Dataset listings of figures
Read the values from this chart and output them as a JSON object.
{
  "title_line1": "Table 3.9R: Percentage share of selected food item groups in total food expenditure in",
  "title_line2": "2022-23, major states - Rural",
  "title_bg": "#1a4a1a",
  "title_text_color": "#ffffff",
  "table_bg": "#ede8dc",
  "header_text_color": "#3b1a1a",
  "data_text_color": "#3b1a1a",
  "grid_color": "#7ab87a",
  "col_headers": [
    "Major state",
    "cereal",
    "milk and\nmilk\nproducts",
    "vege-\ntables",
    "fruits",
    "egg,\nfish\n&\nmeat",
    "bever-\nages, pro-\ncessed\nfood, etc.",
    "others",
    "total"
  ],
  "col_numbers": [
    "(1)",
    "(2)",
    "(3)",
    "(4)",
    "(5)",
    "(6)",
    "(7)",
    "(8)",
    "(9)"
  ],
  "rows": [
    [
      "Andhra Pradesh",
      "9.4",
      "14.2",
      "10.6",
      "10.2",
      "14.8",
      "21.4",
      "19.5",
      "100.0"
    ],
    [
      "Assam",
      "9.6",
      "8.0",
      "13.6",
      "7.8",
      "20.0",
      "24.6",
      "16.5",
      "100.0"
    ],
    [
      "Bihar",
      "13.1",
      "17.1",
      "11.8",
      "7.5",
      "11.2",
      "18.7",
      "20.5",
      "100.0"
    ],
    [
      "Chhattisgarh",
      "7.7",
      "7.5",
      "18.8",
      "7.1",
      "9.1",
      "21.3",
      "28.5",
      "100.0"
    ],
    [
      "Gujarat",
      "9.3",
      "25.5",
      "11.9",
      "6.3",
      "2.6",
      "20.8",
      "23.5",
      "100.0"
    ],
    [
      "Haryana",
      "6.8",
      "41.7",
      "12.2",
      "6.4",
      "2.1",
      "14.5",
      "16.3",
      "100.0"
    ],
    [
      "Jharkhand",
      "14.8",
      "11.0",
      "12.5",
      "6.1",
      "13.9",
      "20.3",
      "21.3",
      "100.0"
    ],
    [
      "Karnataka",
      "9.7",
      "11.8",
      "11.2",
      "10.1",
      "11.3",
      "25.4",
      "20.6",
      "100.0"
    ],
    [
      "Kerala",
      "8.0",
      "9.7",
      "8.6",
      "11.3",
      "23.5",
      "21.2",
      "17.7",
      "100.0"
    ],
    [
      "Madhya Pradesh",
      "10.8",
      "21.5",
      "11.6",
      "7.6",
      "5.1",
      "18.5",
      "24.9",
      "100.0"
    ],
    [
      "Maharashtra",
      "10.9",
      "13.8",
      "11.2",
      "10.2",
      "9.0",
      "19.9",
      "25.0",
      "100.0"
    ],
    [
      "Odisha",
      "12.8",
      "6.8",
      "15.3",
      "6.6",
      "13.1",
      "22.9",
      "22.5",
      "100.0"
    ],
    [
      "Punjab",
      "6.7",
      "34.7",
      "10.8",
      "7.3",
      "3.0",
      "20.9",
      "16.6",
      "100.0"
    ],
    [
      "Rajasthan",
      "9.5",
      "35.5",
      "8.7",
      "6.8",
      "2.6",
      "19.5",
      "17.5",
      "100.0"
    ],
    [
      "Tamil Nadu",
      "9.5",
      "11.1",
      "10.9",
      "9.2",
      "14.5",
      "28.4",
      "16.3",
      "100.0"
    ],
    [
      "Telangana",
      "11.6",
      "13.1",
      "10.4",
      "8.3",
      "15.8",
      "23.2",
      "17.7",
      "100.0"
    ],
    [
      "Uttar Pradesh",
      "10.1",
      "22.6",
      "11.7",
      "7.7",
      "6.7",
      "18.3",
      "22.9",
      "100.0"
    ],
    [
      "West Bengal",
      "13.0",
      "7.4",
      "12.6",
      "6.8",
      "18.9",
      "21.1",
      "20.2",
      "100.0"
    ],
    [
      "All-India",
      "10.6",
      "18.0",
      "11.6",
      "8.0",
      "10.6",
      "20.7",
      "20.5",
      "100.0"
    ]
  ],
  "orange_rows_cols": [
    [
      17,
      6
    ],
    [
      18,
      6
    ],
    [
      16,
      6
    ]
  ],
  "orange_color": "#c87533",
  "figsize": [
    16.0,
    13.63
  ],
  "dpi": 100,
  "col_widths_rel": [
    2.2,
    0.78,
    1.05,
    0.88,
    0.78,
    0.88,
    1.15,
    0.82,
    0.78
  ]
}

PROBLEM STATEMENT | Determine how many lines of the listing above hold the word "Pradesh". Report that number without anything else.

WRITTEN SOLUTION | 3